* **REQUIREMENTS**
Output every line of the material exactly, omitting images.

* **Collected data entries**
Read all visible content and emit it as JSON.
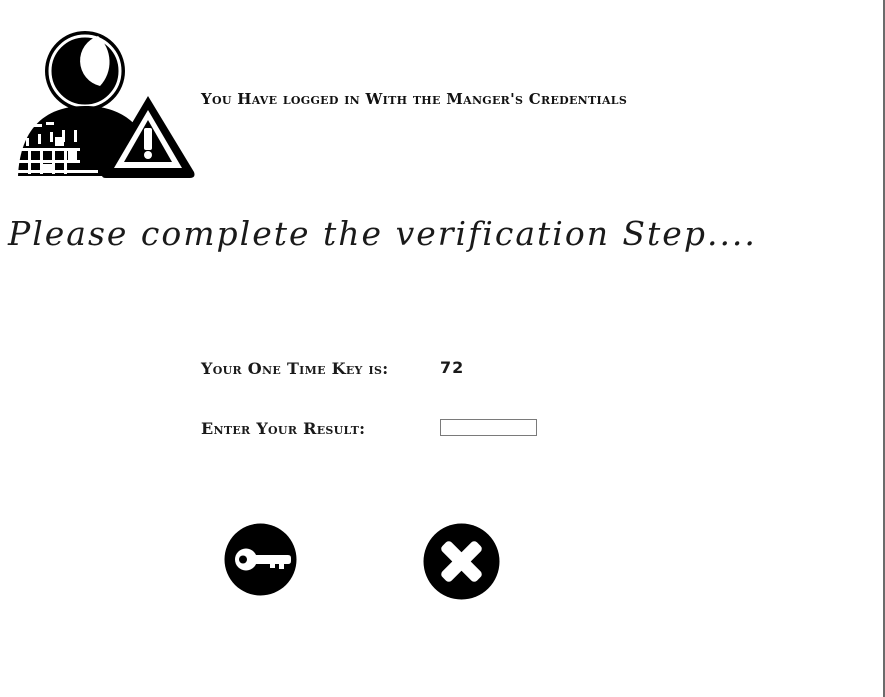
{
  "header": {
    "notice": "You Have logged in With the Manger's Credentials",
    "logo_icon": "user-warning-icon"
  },
  "main": {
    "headline": "Please complete the verification Step....",
    "one_time_key_label": "Your One Time Key is:",
    "one_time_key_value": "72",
    "result_label": "Enter Your Result:",
    "result_value": "",
    "result_placeholder": ""
  },
  "actions": {
    "submit_icon": "key-icon",
    "cancel_icon": "close-icon"
  },
  "colors": {
    "icon": "#000000",
    "background": "#ffffff",
    "text": "#1a1a1a"
  }
}
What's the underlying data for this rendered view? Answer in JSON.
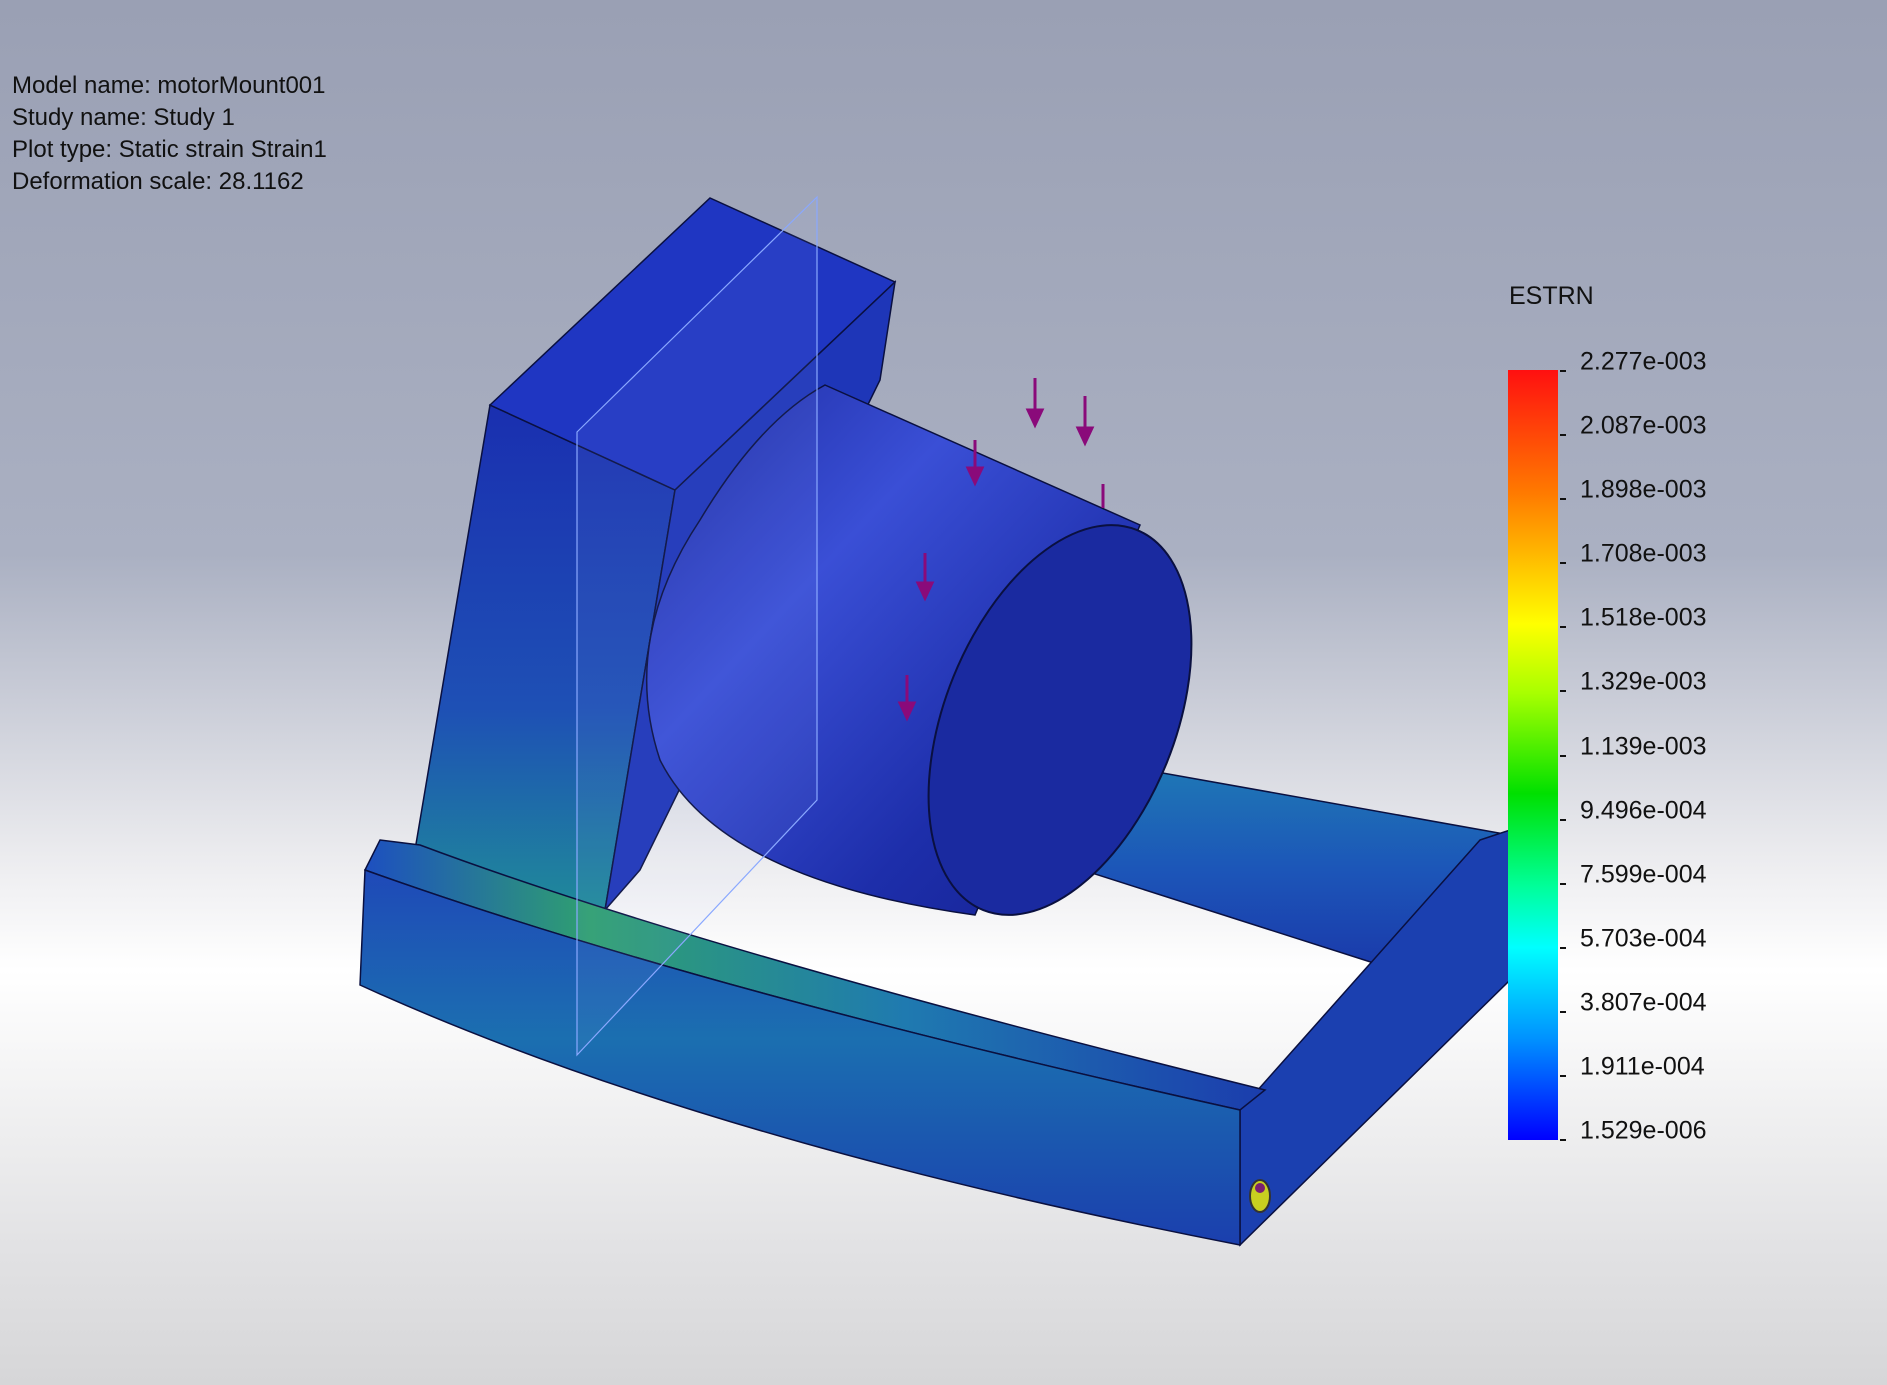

* **ANSWER BELOW**
Read all visible content and emit it as JSON.
{
  "header": {
    "notice": "You Have logged in With the Manger's Credentials",
    "logo_icon": "user-warning-icon"
  },
  "main": {
    "headline": "Please complete the verification Step....",
    "one_time_key_label": "Your One Time Key is:",
    "one_time_key_value": "72",
    "result_label": "Enter Your Result:",
    "result_value": "",
    "result_placeholder": ""
  },
  "actions": {
    "submit_icon": "key-icon",
    "cancel_icon": "close-icon"
  },
  "colors": {
    "icon": "#000000",
    "background": "#ffffff",
    "text": "#1a1a1a"
  }
}
What's the underlying data for this rendered view? Answer in JSON.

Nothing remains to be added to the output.